-- Start PROVIDED INFORMATION --

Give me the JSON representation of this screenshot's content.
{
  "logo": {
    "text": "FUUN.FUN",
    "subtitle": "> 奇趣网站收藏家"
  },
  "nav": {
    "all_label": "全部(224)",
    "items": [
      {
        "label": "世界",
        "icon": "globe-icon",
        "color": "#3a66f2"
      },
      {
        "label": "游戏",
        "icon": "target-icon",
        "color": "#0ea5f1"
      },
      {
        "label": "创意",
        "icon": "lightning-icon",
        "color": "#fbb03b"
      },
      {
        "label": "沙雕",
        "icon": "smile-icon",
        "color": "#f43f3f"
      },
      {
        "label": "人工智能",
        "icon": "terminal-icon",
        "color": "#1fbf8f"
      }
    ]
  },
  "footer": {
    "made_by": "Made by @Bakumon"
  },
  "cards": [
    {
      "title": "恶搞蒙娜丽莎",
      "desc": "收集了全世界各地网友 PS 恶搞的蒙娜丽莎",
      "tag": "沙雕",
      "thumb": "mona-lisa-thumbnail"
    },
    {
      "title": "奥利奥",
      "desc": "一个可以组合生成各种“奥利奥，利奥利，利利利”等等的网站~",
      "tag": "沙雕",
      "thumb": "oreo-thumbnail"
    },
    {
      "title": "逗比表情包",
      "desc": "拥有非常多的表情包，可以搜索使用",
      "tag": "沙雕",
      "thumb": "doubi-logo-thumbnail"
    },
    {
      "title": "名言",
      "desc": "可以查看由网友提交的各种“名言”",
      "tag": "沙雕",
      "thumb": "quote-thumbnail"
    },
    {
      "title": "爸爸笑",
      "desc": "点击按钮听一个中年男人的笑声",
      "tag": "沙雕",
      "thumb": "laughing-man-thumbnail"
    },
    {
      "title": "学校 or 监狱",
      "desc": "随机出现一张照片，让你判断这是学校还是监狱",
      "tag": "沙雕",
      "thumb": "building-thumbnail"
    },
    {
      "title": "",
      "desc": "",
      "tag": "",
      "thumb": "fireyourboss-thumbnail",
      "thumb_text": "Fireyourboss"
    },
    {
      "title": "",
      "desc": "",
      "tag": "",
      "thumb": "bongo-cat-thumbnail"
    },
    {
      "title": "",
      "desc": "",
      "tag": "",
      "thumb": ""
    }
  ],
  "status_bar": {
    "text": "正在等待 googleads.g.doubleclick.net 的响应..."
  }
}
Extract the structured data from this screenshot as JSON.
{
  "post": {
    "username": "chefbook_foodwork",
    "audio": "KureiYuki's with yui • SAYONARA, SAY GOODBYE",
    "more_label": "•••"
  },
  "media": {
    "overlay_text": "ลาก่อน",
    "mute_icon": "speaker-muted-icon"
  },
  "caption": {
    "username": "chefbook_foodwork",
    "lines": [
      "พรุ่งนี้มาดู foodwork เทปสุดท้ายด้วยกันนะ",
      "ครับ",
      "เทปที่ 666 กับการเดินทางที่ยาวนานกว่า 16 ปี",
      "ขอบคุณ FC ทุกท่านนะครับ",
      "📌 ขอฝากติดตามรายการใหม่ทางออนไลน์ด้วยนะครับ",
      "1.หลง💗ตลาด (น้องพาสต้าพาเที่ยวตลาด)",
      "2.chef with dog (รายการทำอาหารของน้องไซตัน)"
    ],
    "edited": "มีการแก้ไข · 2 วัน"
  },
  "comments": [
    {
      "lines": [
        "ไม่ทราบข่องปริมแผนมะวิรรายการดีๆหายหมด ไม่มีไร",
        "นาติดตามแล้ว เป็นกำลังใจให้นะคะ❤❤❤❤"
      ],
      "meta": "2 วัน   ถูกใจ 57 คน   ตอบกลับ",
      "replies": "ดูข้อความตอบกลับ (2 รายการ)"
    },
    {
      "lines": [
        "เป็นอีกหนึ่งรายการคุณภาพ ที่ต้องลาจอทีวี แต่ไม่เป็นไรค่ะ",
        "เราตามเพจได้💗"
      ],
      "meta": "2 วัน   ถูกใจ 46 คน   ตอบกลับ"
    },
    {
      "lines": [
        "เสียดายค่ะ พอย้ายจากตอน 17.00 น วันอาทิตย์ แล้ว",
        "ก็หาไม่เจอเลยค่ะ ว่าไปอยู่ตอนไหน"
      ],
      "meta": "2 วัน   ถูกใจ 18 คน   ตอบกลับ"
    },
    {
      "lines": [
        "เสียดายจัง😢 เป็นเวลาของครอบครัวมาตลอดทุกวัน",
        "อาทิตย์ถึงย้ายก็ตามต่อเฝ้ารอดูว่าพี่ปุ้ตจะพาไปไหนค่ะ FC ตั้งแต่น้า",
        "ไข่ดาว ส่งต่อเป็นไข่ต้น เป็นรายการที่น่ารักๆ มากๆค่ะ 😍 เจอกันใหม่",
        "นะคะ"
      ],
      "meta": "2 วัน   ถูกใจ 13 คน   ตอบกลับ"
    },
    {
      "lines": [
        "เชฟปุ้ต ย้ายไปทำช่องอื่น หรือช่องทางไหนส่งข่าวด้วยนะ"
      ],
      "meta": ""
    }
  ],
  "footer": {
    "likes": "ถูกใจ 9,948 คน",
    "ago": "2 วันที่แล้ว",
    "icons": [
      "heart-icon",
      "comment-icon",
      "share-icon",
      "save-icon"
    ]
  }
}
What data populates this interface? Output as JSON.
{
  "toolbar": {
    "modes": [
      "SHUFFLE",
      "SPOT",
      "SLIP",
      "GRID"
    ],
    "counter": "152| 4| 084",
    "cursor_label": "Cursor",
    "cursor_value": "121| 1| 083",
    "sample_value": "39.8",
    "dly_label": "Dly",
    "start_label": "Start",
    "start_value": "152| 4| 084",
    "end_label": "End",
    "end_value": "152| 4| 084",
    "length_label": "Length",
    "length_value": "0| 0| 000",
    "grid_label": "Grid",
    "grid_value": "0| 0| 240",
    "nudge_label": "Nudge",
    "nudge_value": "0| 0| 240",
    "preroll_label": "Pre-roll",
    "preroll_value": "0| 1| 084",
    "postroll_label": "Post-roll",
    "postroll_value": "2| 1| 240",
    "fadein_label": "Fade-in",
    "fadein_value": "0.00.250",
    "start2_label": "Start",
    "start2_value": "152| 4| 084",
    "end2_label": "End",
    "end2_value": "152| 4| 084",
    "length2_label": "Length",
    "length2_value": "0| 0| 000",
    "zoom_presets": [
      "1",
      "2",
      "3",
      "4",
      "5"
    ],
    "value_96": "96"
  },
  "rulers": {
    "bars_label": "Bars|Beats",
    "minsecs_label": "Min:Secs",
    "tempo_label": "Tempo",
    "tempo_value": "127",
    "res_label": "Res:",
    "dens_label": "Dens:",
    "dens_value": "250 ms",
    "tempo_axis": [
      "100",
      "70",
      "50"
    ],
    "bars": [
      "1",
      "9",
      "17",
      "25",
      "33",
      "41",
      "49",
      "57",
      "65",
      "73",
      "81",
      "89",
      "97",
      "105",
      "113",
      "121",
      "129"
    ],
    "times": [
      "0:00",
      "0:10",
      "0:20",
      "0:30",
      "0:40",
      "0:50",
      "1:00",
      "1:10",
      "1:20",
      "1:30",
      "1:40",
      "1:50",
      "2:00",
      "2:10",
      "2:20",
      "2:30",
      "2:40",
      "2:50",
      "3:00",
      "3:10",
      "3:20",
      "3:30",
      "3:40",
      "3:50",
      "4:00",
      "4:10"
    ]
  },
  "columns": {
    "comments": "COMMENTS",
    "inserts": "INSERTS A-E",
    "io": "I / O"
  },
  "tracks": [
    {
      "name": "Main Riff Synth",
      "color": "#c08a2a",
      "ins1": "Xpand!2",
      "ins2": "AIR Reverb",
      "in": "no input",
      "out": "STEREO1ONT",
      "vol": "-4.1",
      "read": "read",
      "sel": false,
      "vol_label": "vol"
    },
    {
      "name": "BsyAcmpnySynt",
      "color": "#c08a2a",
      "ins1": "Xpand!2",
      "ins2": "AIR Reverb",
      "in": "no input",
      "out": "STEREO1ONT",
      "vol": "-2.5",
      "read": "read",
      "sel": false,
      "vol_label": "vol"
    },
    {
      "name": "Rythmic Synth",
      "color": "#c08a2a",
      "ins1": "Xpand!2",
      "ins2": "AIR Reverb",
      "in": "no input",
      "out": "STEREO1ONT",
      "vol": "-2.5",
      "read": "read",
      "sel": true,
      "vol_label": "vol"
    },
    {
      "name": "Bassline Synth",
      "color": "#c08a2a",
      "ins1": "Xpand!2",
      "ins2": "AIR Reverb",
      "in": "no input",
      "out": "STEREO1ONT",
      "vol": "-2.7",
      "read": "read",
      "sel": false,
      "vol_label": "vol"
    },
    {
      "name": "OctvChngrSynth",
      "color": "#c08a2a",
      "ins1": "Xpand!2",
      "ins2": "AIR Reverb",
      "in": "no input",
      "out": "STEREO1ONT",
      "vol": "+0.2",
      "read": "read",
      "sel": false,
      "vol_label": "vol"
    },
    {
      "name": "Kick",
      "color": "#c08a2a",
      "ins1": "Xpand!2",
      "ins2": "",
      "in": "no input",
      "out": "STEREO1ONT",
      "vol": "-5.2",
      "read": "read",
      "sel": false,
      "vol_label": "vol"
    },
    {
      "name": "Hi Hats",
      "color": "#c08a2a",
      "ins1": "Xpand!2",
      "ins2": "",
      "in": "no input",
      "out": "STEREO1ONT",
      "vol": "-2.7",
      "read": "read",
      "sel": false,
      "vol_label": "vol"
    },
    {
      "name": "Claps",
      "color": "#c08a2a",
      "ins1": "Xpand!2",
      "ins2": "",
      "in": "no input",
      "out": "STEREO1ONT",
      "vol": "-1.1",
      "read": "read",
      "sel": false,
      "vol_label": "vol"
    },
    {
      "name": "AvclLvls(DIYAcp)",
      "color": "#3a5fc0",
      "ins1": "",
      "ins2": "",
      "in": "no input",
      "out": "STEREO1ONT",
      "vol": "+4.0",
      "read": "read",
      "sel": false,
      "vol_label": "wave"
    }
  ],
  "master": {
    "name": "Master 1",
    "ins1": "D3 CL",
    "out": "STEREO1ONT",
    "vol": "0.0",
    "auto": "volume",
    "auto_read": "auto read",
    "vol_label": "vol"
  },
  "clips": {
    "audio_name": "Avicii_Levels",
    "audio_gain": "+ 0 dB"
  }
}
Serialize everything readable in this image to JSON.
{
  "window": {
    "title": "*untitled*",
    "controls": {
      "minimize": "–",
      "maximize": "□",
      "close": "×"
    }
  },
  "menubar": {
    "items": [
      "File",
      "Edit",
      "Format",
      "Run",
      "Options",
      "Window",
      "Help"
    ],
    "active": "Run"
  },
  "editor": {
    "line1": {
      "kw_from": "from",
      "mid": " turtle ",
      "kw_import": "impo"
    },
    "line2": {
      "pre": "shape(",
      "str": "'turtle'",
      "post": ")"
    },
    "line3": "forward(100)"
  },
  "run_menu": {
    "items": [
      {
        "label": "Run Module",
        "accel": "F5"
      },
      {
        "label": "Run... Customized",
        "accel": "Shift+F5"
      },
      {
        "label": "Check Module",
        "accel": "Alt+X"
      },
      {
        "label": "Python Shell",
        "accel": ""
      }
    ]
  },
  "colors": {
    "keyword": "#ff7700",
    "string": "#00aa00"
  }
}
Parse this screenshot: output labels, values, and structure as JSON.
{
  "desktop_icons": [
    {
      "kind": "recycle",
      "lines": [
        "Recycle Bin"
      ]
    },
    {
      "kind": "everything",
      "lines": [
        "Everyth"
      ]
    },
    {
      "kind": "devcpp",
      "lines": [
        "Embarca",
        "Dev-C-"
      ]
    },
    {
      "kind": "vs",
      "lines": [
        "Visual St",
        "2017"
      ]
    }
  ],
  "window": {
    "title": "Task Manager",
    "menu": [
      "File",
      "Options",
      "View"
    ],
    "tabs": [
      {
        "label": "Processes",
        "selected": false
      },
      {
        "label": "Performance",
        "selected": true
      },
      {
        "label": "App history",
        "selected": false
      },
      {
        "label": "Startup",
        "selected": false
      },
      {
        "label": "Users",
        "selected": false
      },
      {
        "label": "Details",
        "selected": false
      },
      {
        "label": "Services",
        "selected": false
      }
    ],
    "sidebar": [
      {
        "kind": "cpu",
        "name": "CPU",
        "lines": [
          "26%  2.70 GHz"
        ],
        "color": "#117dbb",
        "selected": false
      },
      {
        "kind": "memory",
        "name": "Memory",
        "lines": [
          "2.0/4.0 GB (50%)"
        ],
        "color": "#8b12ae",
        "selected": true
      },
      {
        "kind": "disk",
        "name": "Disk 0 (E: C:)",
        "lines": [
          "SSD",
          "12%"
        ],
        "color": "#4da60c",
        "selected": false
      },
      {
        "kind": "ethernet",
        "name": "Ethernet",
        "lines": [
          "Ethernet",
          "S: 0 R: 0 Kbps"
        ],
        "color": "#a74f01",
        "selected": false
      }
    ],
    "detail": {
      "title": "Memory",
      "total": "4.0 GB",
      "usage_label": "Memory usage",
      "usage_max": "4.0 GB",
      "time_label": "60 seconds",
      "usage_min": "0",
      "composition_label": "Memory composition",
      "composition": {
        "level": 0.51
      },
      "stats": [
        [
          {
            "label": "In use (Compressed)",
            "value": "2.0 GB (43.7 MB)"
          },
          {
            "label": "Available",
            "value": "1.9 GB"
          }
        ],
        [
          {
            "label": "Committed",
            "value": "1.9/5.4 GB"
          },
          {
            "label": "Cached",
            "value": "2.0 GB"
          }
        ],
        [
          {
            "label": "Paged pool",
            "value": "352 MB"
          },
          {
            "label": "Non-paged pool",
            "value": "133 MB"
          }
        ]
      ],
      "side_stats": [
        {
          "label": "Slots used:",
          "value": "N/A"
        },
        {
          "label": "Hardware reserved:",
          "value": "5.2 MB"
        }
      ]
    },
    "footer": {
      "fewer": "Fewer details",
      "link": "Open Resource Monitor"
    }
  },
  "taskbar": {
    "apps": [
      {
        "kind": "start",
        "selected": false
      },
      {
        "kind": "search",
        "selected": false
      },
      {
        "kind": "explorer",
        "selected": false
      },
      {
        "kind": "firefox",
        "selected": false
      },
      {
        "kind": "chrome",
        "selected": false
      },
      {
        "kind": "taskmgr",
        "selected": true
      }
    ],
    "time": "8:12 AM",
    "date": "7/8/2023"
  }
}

-- End PROVIDED INFORMATION --

**TASK INSTRUCTIONS:**
In the records above, how many lines include "data"? Give that number and nothing more.

**ANSWER TO THE TASK:**
2